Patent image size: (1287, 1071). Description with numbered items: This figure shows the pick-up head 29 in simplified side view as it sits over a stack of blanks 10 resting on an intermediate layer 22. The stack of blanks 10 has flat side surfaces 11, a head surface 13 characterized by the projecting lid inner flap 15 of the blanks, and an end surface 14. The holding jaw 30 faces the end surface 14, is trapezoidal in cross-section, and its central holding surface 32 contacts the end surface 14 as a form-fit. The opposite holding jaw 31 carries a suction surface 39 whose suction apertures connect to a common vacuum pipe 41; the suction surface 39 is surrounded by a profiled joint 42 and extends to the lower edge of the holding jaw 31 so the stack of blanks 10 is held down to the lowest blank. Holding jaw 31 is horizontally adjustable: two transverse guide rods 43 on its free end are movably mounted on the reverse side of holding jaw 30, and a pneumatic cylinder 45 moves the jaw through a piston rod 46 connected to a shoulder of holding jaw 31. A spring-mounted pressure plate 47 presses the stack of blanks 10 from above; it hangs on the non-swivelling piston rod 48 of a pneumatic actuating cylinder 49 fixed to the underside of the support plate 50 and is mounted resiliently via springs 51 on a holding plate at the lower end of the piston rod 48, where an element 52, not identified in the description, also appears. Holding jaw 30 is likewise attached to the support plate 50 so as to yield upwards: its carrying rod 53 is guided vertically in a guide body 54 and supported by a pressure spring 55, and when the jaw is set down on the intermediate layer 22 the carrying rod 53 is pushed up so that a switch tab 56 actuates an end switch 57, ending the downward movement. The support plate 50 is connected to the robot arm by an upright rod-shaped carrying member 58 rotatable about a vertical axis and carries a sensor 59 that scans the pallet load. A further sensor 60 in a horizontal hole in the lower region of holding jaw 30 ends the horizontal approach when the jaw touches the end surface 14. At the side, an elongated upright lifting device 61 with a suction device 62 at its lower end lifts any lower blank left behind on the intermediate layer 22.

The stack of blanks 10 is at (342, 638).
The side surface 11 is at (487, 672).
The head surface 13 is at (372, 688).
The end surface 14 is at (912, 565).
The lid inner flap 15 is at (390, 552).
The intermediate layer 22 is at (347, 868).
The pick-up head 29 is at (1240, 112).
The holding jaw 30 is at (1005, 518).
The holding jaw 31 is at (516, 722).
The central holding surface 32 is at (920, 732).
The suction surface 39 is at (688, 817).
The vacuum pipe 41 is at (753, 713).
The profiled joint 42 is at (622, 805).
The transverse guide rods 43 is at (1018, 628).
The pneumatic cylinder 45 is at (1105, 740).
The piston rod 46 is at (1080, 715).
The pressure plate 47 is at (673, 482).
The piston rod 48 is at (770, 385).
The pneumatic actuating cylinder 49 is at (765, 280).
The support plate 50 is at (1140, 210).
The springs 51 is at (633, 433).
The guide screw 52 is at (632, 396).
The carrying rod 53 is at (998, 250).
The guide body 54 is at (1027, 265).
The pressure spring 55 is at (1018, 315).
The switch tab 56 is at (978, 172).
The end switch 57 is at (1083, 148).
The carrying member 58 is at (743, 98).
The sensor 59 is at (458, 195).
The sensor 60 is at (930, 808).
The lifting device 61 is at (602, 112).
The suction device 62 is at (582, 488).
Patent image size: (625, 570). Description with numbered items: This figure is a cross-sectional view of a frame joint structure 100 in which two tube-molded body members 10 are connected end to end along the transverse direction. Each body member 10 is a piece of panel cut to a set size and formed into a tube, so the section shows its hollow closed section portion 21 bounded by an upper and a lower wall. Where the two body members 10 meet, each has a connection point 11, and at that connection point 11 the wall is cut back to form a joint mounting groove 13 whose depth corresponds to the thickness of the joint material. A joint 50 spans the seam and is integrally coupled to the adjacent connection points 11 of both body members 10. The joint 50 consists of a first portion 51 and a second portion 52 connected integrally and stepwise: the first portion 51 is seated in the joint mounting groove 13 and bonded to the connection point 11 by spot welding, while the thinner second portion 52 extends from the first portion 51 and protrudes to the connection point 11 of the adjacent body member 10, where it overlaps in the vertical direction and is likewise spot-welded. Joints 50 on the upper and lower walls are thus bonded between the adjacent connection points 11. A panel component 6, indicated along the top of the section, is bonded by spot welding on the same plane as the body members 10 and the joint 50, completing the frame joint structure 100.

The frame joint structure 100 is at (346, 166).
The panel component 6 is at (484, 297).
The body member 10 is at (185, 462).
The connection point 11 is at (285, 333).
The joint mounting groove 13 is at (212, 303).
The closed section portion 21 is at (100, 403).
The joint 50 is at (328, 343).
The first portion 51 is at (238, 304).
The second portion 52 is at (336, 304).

GIVEN TASK: Please rewrite all of the items above, replacing "Patent image size" with "Drawing size" and leaving everything else unchanged.

FULL OUTPUT:
Drawing size: (1287, 1071). Description with numbered items: This figure shows the pick-up head 29 in simplified side view as it sits over a stack of blanks 10 resting on an intermediate layer 22. The stack of blanks 10 has flat side surfaces 11, a head surface 13 characterized by the projecting lid inner flap 15 of the blanks, and an end surface 14. The holding jaw 30 faces the end surface 14, is trapezoidal in cross-section, and its central holding surface 32 contacts the end surface 14 as a form-fit. The opposite holding jaw 31 carries a suction surface 39 whose suction apertures connect to a common vacuum pipe 41; the suction surface 39 is surrounded by a profiled joint 42 and extends to the lower edge of the holding jaw 31 so the stack of blanks 10 is held down to the lowest blank. Holding jaw 31 is horizontally adjustable: two transverse guide rods 43 on its free end are movably mounted on the reverse side of holding jaw 30, and a pneumatic cylinder 45 moves the jaw through a piston rod 46 connected to a shoulder of holding jaw 31. A spring-mounted pressure plate 47 presses the stack of blanks 10 from above; it hangs on the non-swivelling piston rod 48 of a pneumatic actuating cylinder 49 fixed to the underside of the support plate 50 and is mounted resiliently via springs 51 on a holding plate at the lower end of the piston rod 48, where an element 52, not identified in the description, also appears. Holding jaw 30 is likewise attached to the support plate 50 so as to yield upwards: its carrying rod 53 is guided vertically in a guide body 54 and supported by a pressure spring 55, and when the jaw is set down on the intermediate layer 22 the carrying rod 53 is pushed up so that a switch tab 56 actuates an end switch 57, ending the downward movement. The support plate 50 is connected to the robot arm by an upright rod-shaped carrying member 58 rotatable about a vertical axis and carries a sensor 59 that scans the pallet load. A further sensor 60 in a horizontal hole in the lower region of holding jaw 30 ends the horizontal approach when the jaw touches the end surface 14. At the side, an elongated upright lifting device 61 with a suction device 62 at its lower end lifts any lower blank left behind on the intermediate layer 22.

The stack of blanks 10 is at (342, 638).
The side surface 11 is at (487, 672).
The head surface 13 is at (372, 688).
The end surface 14 is at (912, 565).
The lid inner flap 15 is at (390, 552).
The intermediate layer 22 is at (347, 868).
The pick-up head 29 is at (1240, 112).
The holding jaw 30 is at (1005, 518).
The holding jaw 31 is at (516, 722).
The central holding surface 32 is at (920, 732).
The suction surface 39 is at (688, 817).
The vacuum pipe 41 is at (753, 713).
The profiled joint 42 is at (622, 805).
The transverse guide rods 43 is at (1018, 628).
The pneumatic cylinder 45 is at (1105, 740).
The piston rod 46 is at (1080, 715).
The pressure plate 47 is at (673, 482).
The piston rod 48 is at (770, 385).
The pneumatic actuating cylinder 49 is at (765, 280).
The support plate 50 is at (1140, 210).
The springs 51 is at (633, 433).
The guide screw 52 is at (632, 396).
The carrying rod 53 is at (998, 250).
The guide body 54 is at (1027, 265).
The pressure spring 55 is at (1018, 315).
The switch tab 56 is at (978, 172).
The end switch 57 is at (1083, 148).
The carrying member 58 is at (743, 98).
The sensor 59 is at (458, 195).
The sensor 60 is at (930, 808).
The lifting device 61 is at (602, 112).
The suction device 62 is at (582, 488).
Drawing size: (625, 570). Description with numbered items: This figure is a cross-sectional view of a frame joint structure 100 in which two tube-molded body members 10 are connected end to end along the transverse direction. Each body member 10 is a piece of panel cut to a set size and formed into a tube, so the section shows its hollow closed section portion 21 bounded by an upper and a lower wall. Where the two body members 10 meet, each has a connection point 11, and at that connection point 11 the wall is cut back to form a joint mounting groove 13 whose depth corresponds to the thickness of the joint material. A joint 50 spans the seam and is integrally coupled to the adjacent connection points 11 of both body members 10. The joint 50 consists of a first portion 51 and a second portion 52 connected integrally and stepwise: the first portion 51 is seated in the joint mounting groove 13 and bonded to the connection point 11 by spot welding, while the thinner second portion 52 extends from the first portion 51 and protrudes to the connection point 11 of the adjacent body member 10, where it overlaps in the vertical direction and is likewise spot-welded. Joints 50 on the upper and lower walls are thus bonded between the adjacent connection points 11. A panel component 6, indicated along the top of the section, is bonded by spot welding on the same plane as the body members 10 and the joint 50, completing the frame joint structure 100.

The frame joint structure 100 is at (346, 166).
The panel component 6 is at (484, 297).
The body member 10 is at (185, 462).
The connection point 11 is at (285, 333).
The joint mounting groove 13 is at (212, 303).
The closed section portion 21 is at (100, 403).
The joint 50 is at (328, 343).
The first portion 51 is at (238, 304).
The second portion 52 is at (336, 304).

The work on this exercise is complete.